Please set down, word for word, the passage of the Tugboat Annie review from "My fascination with" to "still have it.".

## START DOCUMENT EXCERPT

My fascination with Tugboat Annie comes from a coincidental combination of charisma, melody, musicianship, and an extraordinary adeptness at effectively combining these qualities, resulting in that “one in a thousand” breed of unpretentious honesty that I can fall in love with. Vocalist/guitarist Mike Bethman, tall, thin, humble, pointedly featured, and larynxly (is that a word?) gifted with that smoker scratchy quality, secretes a completely likable, believable Mid-Western pickup truck fella aura that leaves me able to identify with him and the performance. At one point in the set, Bethman stands in front of the microphone and projects out to the crowd without it, simply and effectively lending a very personal touch to the show. I took something with me when I left and I still have it.

These four guys, Bethman, Tim Barrett (drums), Jay Celeste (guitar), and Jon Sulkow (bass) make a solid wall of sound like no other band I have heard. I imagine it like pouring sand by the metric ton into a DC-3 turboprop , or having 10 million glass marbles shot across a mile wide cheese grater. The bands typical song format involves slow tempo, clean guitar lead into a radiation blast of melody and angst, revealing a slightly dejected and introspective tone. The show was sweaty and claustrophobic. I think we will see this band in the larger venues soon.

The gig was an introduction to the new Tugboat Annie disc, Wake Up And Disappear (Kimchee/Big Top), which after just a few listens, I can already say that I will probably play the plastic right off of it. The production is slightly dull and during quiet parts, the bonus reverb on the snare makes it sound like an empty wash basin, but this is barely an issue. If you are a typically and perpetually sorry son-of-a-bitch, pick up Wake Up And Disappear and you won’t be anymore. You’ll be cool from then on. And I can feel like I have finally done mankind a service.

## END DOCUMENT EXCERPT
## START RECORDS SHOWN

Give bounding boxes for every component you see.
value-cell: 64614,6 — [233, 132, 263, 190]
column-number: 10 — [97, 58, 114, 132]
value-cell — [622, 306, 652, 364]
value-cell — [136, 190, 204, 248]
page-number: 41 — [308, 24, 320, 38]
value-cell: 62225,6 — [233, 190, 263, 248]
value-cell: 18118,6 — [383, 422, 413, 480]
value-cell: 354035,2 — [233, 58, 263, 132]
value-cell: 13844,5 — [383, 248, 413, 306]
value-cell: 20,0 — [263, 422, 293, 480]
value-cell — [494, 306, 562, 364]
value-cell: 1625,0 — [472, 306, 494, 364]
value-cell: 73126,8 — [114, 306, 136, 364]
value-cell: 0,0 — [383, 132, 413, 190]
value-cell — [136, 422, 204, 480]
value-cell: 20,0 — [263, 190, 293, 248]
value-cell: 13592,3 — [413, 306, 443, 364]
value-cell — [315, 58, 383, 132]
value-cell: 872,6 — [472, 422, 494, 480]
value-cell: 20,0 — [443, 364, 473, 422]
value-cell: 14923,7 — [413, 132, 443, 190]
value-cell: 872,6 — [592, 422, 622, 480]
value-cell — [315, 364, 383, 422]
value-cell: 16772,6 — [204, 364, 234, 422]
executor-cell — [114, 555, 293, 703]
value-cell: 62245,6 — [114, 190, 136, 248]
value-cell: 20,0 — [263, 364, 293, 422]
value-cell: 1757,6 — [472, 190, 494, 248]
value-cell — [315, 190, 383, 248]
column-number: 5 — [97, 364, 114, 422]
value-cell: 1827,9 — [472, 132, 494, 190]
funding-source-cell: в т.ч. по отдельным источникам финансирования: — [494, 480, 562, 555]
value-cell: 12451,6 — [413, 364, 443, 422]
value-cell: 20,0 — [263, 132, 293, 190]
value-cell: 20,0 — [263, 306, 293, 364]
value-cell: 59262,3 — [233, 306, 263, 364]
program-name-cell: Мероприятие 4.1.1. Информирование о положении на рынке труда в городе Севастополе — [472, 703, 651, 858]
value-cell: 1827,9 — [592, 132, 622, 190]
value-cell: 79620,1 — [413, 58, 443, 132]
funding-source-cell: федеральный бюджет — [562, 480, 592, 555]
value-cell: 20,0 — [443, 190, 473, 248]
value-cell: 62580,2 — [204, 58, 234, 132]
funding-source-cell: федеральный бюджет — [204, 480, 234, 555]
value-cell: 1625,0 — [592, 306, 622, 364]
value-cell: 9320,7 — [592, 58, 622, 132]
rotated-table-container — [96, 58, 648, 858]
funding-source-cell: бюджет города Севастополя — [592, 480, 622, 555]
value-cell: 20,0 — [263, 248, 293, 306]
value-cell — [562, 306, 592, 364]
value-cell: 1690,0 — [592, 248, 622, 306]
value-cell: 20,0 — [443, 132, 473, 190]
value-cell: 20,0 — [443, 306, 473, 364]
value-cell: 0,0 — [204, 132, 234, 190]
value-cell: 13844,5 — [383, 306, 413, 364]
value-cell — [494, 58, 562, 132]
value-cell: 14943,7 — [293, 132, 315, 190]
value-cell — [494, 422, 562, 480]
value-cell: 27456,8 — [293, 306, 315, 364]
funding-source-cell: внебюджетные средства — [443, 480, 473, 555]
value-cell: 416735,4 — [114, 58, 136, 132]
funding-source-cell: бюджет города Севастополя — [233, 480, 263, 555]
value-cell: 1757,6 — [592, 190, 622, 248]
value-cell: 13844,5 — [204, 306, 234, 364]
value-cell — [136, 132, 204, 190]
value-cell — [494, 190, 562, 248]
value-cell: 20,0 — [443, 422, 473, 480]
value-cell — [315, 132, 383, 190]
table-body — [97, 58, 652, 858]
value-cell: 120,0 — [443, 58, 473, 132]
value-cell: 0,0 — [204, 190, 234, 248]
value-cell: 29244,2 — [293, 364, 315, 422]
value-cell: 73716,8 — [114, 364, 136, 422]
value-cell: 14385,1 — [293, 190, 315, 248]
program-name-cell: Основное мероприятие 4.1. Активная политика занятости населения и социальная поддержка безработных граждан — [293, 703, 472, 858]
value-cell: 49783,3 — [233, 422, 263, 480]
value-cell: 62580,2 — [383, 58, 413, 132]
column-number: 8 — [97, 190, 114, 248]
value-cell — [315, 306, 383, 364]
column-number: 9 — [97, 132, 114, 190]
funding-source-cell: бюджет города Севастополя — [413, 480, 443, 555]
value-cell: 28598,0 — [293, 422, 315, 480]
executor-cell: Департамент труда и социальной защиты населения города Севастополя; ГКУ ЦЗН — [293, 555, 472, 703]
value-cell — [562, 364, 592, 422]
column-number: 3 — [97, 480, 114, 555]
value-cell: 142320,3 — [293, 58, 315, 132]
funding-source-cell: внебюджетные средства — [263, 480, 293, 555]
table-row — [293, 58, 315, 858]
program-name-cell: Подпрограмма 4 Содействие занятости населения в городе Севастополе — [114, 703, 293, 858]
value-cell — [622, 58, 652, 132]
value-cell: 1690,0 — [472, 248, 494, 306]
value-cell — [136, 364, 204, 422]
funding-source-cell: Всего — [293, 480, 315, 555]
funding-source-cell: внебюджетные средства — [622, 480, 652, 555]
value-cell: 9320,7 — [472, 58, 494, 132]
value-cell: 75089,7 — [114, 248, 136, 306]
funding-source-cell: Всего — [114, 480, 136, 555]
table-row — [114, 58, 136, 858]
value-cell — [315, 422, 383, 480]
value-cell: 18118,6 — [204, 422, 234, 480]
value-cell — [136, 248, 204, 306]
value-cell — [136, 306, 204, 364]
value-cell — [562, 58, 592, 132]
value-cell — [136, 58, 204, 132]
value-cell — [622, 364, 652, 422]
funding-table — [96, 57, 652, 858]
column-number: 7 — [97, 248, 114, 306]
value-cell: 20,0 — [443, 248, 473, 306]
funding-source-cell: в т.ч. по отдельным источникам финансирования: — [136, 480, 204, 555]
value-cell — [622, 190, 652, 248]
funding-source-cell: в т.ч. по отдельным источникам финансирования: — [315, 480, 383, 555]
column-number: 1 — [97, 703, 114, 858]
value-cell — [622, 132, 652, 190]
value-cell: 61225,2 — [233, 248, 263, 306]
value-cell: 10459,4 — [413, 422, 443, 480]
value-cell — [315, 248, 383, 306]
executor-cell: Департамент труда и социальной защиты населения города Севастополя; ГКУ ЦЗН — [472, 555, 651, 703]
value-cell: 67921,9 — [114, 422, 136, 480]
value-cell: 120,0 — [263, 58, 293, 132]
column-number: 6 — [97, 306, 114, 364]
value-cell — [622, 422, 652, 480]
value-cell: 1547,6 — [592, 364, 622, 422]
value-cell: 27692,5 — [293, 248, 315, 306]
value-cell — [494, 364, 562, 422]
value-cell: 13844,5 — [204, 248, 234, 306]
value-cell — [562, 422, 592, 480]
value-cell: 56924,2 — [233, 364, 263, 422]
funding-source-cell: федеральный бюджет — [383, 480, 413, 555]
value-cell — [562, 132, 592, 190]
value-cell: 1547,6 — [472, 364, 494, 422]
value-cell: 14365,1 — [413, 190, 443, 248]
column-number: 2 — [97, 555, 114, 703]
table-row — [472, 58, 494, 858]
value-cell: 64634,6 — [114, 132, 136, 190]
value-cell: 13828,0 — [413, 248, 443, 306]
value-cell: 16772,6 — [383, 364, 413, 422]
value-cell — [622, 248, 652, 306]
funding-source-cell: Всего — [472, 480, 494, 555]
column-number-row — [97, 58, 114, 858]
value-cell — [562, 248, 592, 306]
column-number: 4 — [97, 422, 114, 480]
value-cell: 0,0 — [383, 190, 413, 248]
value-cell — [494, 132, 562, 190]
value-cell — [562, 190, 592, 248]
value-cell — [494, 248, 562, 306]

## END RECORDS SHOWN

- RESPONSE TO THIS TASK -
My fascination with Tugboat Annie comes from a coincidental combination of charisma, melody, musicianship, and an extraordinary adeptness at effectively combining these qualities, resulting in that “one in a thousand” breed of unpretentious honesty that I can fall in love with. Vocalist/guitarist Mike Bethman, tall, thin, humble, pointedly featured, and larynxly (is that a word?) gifted with that smoker scratchy quality, secretes a completely likable, believable Mid-Western pickup truck fella aura that leaves me able to identify with him and the performance. At one point in the set, Bethman stands in front of the microphone and projects out to the crowd without it, simply and effectively lending a very personal touch to the show. I took something with me when I left and I still have it.